▶ **Your instructions**
Reproduce every line of the records below character for character, leaving out the pictures.
"""
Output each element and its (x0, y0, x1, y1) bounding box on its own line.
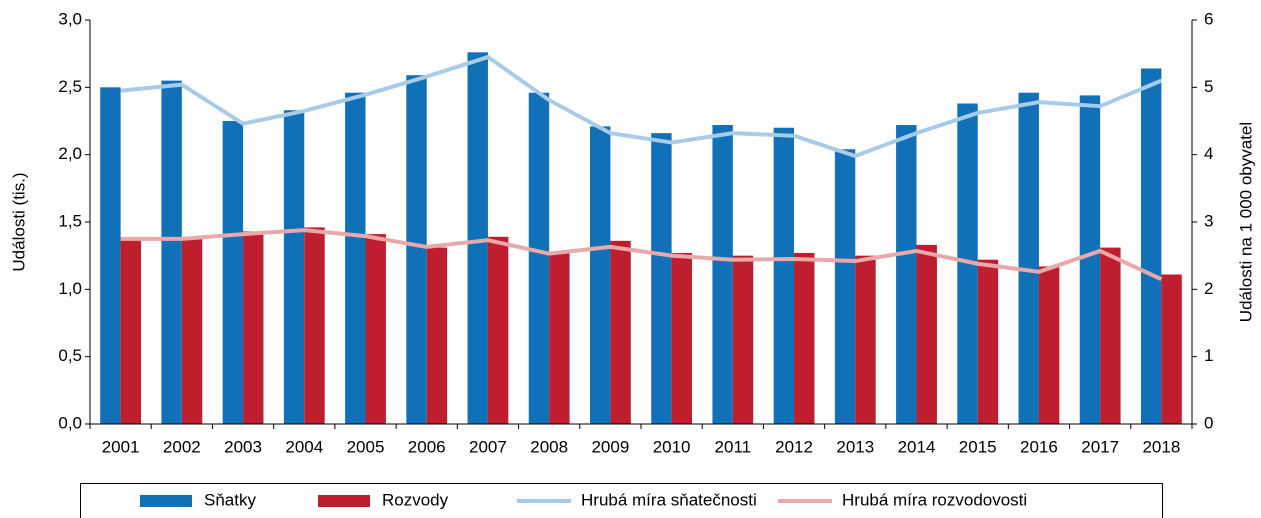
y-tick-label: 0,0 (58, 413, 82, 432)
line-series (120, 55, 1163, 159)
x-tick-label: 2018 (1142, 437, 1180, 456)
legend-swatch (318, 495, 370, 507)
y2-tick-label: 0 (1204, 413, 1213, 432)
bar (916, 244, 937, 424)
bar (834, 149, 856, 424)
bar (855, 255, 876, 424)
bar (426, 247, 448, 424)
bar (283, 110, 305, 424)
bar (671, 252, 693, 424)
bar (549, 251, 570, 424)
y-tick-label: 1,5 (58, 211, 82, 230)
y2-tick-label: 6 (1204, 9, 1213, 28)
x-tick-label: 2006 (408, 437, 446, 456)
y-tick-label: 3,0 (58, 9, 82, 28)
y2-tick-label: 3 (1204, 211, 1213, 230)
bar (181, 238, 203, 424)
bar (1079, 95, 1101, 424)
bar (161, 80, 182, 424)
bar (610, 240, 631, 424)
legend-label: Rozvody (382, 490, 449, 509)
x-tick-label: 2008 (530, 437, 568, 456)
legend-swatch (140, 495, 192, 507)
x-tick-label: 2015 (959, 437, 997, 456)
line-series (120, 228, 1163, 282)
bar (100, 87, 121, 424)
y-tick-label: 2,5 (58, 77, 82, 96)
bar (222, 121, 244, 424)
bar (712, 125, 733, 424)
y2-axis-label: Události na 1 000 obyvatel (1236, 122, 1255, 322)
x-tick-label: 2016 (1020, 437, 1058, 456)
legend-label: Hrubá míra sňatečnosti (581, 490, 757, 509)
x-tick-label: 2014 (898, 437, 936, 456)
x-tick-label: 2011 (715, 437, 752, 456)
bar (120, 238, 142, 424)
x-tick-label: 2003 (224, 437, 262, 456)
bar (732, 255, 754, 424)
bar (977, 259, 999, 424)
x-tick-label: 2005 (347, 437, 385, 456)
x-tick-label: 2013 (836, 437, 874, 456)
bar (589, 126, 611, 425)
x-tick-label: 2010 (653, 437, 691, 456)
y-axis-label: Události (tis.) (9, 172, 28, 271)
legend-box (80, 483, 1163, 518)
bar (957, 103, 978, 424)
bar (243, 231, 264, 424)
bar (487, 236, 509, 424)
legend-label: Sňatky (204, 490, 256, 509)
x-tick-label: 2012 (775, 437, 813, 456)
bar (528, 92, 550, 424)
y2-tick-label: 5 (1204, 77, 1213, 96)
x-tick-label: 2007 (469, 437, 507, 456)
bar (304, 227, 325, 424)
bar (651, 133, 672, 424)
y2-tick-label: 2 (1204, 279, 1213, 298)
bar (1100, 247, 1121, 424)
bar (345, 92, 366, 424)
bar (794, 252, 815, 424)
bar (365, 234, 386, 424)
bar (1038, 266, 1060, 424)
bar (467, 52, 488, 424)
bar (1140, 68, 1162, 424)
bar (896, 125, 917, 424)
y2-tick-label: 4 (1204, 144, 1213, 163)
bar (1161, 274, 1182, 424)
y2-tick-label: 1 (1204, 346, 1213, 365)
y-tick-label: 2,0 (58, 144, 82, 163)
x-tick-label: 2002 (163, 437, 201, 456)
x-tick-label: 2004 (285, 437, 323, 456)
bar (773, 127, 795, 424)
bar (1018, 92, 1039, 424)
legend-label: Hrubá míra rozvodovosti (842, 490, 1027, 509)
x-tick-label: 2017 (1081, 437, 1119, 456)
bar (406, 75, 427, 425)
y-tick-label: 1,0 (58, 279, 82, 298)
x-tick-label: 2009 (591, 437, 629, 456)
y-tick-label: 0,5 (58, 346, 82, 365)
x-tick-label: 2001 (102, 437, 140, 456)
"""
▶ **Result below**
Output each element and its (x0, y0, x1, y1) bounding box on its own line.
y-tick-label: 0,0 (58, 413, 82, 432)
line-series (120, 55, 1163, 159)
x-tick-label: 2018 (1142, 437, 1180, 456)
legend-swatch (318, 495, 370, 507)
y2-tick-label: 0 (1204, 413, 1213, 432)
bar (916, 244, 937, 424)
bar (834, 149, 856, 424)
bar (855, 255, 876, 424)
bar (426, 247, 448, 424)
bar (283, 110, 305, 424)
bar (671, 252, 693, 424)
bar (549, 251, 570, 424)
y-tick-label: 1,5 (58, 211, 82, 230)
y2-tick-label: 6 (1204, 9, 1213, 28)
x-tick-label: 2006 (408, 437, 446, 456)
y-tick-label: 3,0 (58, 9, 82, 28)
y2-tick-label: 3 (1204, 211, 1213, 230)
bar (181, 238, 203, 424)
bar (1079, 95, 1101, 424)
bar (161, 80, 182, 424)
bar (610, 240, 631, 424)
legend-label: Rozvody (382, 490, 449, 509)
x-tick-label: 2008 (530, 437, 568, 456)
legend-swatch (140, 495, 192, 507)
x-tick-label: 2015 (959, 437, 997, 456)
line-series (120, 228, 1163, 282)
bar (100, 87, 121, 424)
y-tick-label: 2,5 (58, 77, 82, 96)
bar (222, 121, 244, 424)
bar (712, 125, 733, 424)
y2-axis-label: Události na 1 000 obyvatel (1236, 122, 1255, 322)
x-tick-label: 2016 (1020, 437, 1058, 456)
legend-label: Hrubá míra sňatečnosti (581, 490, 757, 509)
x-tick-label: 2014 (898, 437, 936, 456)
x-tick-label: 2011 (715, 437, 752, 456)
bar (120, 238, 142, 424)
x-tick-label: 2003 (224, 437, 262, 456)
bar (732, 255, 754, 424)
bar (977, 259, 999, 424)
x-tick-label: 2005 (347, 437, 385, 456)
x-tick-label: 2013 (836, 437, 874, 456)
bar (589, 126, 611, 425)
x-tick-label: 2010 (653, 437, 691, 456)
y-axis-label: Události (tis.) (9, 172, 28, 271)
legend-box (80, 483, 1163, 518)
bar (957, 103, 978, 424)
bar (243, 231, 264, 424)
bar (487, 236, 509, 424)
legend-label: Sňatky (204, 490, 256, 509)
x-tick-label: 2012 (775, 437, 813, 456)
bar (528, 92, 550, 424)
y2-tick-label: 5 (1204, 77, 1213, 96)
x-tick-label: 2007 (469, 437, 507, 456)
bar (304, 227, 325, 424)
bar (651, 133, 672, 424)
y2-tick-label: 2 (1204, 279, 1213, 298)
bar (1100, 247, 1121, 424)
bar (345, 92, 366, 424)
bar (794, 252, 815, 424)
bar (365, 234, 386, 424)
bar (1038, 266, 1060, 424)
bar (467, 52, 488, 424)
bar (1140, 68, 1162, 424)
bar (896, 125, 917, 424)
y2-tick-label: 4 (1204, 144, 1213, 163)
bar (1161, 274, 1182, 424)
y2-tick-label: 1 (1204, 346, 1213, 365)
y-tick-label: 2,0 (58, 144, 82, 163)
x-tick-label: 2002 (163, 437, 201, 456)
x-tick-label: 2004 (285, 437, 323, 456)
bar (773, 127, 795, 424)
bar (1018, 92, 1039, 424)
legend-label: Hrubá míra rozvodovosti (842, 490, 1027, 509)
x-tick-label: 2017 (1081, 437, 1119, 456)
bar (406, 75, 427, 425)
y-tick-label: 1,0 (58, 279, 82, 298)
x-tick-label: 2009 (591, 437, 629, 456)
y-tick-label: 0,5 (58, 346, 82, 365)
x-tick-label: 2001 (102, 437, 140, 456)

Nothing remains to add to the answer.